— Material for this exercise —
● ● ●

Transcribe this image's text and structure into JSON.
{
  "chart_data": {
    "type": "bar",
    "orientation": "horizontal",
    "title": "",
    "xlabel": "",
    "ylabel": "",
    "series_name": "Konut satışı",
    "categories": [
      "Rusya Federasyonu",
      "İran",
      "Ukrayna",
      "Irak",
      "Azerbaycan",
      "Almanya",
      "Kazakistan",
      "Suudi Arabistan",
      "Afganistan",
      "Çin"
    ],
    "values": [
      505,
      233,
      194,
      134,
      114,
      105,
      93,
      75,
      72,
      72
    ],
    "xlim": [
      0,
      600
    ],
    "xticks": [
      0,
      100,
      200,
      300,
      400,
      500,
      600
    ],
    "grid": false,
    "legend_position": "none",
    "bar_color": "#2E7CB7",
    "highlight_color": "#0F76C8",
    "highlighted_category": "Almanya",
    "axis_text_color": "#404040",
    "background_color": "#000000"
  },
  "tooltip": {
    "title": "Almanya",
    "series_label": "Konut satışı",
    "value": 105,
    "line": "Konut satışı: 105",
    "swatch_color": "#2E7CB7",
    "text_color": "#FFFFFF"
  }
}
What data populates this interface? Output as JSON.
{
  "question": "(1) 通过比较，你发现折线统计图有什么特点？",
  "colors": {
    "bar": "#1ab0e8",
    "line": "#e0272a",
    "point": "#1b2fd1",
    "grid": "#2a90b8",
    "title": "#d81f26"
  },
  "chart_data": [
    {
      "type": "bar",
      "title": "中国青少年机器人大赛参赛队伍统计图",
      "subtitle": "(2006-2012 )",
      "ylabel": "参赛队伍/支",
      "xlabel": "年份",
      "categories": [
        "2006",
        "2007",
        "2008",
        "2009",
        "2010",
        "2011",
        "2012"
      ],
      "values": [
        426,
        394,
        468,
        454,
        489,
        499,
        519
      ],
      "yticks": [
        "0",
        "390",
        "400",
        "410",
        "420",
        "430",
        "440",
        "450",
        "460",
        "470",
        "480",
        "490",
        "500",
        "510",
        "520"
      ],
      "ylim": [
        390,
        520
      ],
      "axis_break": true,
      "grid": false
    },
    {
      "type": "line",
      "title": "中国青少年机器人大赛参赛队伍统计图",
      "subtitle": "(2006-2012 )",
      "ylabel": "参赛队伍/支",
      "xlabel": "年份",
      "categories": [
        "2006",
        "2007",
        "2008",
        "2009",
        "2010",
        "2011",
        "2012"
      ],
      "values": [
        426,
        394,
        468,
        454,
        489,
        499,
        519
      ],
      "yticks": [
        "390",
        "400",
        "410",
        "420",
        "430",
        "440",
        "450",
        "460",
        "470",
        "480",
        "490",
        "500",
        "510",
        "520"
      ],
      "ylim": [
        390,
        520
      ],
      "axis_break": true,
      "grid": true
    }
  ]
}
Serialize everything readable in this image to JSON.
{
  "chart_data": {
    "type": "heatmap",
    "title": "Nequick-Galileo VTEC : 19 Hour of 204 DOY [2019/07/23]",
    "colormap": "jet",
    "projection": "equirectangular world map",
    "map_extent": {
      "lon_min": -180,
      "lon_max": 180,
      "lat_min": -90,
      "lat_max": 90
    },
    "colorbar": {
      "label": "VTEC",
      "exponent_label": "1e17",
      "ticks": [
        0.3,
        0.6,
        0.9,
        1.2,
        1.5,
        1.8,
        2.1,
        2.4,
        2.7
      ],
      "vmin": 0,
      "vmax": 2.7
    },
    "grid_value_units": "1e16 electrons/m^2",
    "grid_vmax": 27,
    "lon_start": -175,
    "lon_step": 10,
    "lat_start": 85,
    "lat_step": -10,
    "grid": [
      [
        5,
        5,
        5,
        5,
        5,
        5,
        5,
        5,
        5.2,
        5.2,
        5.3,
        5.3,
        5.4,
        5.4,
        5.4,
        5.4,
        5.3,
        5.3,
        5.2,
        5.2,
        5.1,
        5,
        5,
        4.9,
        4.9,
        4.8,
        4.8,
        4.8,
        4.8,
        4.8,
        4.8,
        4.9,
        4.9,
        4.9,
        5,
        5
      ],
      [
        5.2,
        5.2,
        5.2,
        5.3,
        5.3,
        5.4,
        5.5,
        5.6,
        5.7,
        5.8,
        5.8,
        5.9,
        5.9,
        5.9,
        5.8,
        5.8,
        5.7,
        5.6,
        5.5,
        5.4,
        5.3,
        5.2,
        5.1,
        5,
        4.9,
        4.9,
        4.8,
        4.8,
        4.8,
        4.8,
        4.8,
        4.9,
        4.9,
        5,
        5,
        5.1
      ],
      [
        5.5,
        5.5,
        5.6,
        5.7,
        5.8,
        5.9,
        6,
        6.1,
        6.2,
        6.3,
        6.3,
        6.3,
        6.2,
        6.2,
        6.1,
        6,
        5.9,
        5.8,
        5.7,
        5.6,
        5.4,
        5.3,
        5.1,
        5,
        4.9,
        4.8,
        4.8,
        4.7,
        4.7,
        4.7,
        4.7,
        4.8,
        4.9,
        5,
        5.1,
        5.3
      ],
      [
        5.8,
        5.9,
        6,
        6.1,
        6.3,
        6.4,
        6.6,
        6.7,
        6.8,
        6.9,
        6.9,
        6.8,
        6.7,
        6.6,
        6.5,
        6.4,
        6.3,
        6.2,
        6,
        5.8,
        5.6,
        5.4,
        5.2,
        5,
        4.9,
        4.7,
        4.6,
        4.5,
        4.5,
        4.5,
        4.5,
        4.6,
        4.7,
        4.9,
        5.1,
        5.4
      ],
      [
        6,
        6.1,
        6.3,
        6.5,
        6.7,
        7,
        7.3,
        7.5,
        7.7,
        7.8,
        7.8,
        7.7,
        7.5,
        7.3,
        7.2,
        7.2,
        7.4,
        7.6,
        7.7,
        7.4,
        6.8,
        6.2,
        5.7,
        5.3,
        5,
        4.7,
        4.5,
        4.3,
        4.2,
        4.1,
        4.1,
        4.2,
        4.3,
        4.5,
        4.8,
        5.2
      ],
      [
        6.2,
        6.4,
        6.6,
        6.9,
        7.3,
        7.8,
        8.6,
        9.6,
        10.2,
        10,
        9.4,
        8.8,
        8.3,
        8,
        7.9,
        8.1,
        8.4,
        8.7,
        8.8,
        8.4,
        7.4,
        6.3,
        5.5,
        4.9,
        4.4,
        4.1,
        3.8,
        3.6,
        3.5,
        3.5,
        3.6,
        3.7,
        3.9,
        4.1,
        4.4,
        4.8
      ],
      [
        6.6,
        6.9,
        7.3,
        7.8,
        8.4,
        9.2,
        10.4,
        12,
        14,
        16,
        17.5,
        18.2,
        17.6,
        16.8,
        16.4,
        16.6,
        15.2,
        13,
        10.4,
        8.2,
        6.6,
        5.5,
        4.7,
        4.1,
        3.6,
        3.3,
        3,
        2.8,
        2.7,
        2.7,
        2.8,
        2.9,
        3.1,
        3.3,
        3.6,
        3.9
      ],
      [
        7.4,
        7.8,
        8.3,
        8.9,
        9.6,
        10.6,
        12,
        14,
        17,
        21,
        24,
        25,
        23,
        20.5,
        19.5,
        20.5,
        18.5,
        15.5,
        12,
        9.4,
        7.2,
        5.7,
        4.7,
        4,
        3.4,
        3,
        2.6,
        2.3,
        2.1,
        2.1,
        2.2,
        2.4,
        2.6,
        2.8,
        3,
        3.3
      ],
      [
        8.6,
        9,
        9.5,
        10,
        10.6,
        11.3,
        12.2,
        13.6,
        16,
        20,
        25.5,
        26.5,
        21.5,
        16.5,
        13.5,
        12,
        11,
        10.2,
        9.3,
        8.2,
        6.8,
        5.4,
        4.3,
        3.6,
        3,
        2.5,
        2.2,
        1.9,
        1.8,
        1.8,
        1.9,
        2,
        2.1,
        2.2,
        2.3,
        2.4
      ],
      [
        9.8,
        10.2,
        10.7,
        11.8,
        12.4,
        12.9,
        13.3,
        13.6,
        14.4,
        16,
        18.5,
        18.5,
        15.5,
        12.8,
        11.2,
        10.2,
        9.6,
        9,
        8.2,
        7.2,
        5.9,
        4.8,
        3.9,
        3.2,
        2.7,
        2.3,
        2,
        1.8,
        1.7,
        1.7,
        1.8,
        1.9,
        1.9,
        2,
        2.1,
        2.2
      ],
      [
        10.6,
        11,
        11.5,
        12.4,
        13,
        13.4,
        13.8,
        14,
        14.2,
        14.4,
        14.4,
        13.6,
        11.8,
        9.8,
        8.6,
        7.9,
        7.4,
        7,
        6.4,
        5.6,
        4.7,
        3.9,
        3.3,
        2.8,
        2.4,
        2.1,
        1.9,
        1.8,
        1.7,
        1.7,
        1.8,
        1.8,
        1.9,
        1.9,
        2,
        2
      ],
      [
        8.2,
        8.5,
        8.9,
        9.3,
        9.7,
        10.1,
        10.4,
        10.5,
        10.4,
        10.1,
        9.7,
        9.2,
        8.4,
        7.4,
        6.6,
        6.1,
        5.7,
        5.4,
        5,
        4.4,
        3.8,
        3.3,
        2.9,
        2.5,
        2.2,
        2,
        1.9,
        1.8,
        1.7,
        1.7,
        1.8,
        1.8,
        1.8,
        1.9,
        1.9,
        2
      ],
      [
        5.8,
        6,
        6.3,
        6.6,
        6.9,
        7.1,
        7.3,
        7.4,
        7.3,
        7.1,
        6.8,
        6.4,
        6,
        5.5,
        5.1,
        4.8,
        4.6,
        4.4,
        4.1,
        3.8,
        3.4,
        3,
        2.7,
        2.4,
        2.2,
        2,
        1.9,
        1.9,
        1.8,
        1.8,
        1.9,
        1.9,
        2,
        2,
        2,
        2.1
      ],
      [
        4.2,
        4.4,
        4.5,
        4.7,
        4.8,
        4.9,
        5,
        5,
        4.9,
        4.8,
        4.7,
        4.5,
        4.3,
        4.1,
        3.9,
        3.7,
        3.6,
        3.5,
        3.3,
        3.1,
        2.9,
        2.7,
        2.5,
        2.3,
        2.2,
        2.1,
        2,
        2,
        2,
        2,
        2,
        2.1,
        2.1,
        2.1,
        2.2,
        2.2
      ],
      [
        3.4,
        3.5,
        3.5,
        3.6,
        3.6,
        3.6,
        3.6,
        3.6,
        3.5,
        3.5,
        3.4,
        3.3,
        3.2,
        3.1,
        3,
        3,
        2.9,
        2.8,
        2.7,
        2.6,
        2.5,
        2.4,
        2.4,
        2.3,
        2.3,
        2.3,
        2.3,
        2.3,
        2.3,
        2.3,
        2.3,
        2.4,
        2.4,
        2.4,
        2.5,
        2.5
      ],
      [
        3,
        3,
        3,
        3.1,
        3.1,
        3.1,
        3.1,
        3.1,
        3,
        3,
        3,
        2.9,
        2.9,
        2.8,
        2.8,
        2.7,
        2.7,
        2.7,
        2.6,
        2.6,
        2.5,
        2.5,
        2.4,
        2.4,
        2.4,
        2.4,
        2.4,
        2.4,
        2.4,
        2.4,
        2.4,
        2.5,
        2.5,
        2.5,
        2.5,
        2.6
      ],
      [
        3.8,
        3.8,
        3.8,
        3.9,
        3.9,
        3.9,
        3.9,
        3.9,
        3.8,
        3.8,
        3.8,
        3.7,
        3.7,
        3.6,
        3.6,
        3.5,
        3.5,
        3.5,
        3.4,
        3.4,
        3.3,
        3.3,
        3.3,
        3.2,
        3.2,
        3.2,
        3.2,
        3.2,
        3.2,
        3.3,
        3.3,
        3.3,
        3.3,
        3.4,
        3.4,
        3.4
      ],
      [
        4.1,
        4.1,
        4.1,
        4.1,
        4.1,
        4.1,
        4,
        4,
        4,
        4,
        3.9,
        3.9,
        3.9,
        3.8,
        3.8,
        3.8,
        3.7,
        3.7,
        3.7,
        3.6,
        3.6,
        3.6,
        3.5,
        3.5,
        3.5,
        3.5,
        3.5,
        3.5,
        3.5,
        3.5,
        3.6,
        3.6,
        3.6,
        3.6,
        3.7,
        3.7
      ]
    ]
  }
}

● ● ●

Each line above that includes "type" should be shown.

    "type": "bar",
      "type": "bar",
      "type": "line",
    "type": "heatmap",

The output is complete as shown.